**EXERCISE GOAL:** Transcribe all of the records word for word, but omit the pictures.
---*---
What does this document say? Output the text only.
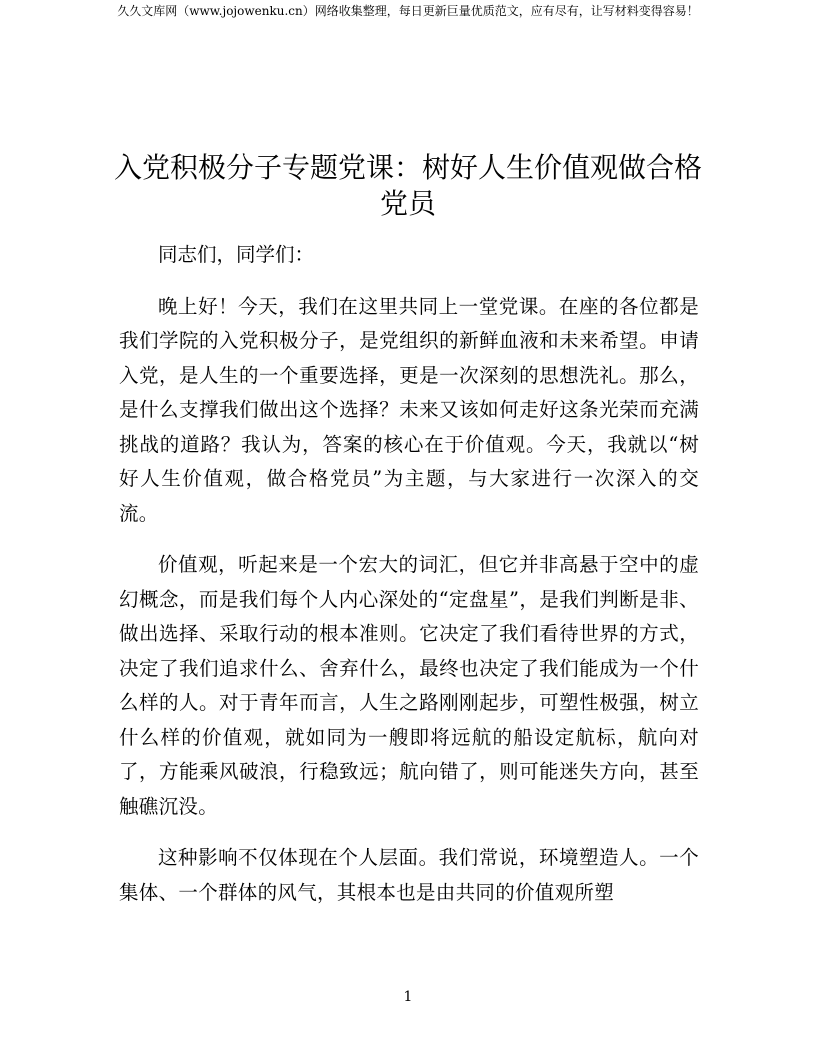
久久文库网（www.jojowenku.cn）网络收集整理，每日更新巨量优质范文，应有尽有，让写材料变得容易！
入党积极分子专题党课：树好人生价值观做合格党员

同志们，同学们：

晚上好！今天，我们在这里共同上一堂党课。在座的各位都是我们学院的入党积极分子，是党组织的新鲜血液和未来希望。申请入党，是人生的一个重要选择，更是一次深刻的思想洗礼。那么，是什么支撑我们做出这个选择？未来又该如何走好这条光荣而充满挑战的道路？我认为，答案的核心在于价值观。今天，我就以“树好人生价值观，做合格党员”为主题，与大家进行一次深入的交流。

价值观，听起来是一个宏大的词汇，但它并非高悬于空中的虚幻概念，而是我们每个人内心深处的“定盘星”，是我们判断是非、做出选择、采取行动的根本准则。它决定了我们看待世界的方式，决定了我们追求什么、舍弃什么，最终也决定了我们能成为一个什么样的人。对于青年而言，人生之路刚刚起步，可塑性极强，树立什么样的价值观，就如同为一艘即将远航的船设定航标，航向对了，方能乘风破浪，行稳致远；航向错了，则可能迷失方向，甚至触礁沉没。

这种影响不仅体现在个人层面。我们常说，环境塑造人。一个集体、一个群体的风气，其根本也是由共同的价值观所塑

1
---*---
**TASK SOLUTION:**
What does this document say? Output the text only.
久久文库网（www.jojowenku.cn）网络收集整理，每日更新巨量优质范文，应有尽有，让写材料变得容易！
入党积极分子专题党课：树好人生价值观做合格党员

同志们，同学们：

晚上好！今天，我们在这里共同上一堂党课。在座的各位都是我们学院的入党积极分子，是党组织的新鲜血液和未来希望。申请入党，是人生的一个重要选择，更是一次深刻的思想洗礼。那么，是什么支撑我们做出这个选择？未来又该如何走好这条光荣而充满挑战的道路？我认为，答案的核心在于价值观。今天，我就以“树好人生价值观，做合格党员”为主题，与大家进行一次深入的交流。

价值观，听起来是一个宏大的词汇，但它并非高悬于空中的虚幻概念，而是我们每个人内心深处的“定盘星”，是我们判断是非、做出选择、采取行动的根本准则。它决定了我们看待世界的方式，决定了我们追求什么、舍弃什么，最终也决定了我们能成为一个什么样的人。对于青年而言，人生之路刚刚起步，可塑性极强，树立什么样的价值观，就如同为一艘即将远航的船设定航标，航向对了，方能乘风破浪，行稳致远；航向错了，则可能迷失方向，甚至触礁沉没。

这种影响不仅体现在个人层面。我们常说，环境塑造人。一个集体、一个群体的风气，其根本也是由共同的价值观所塑

1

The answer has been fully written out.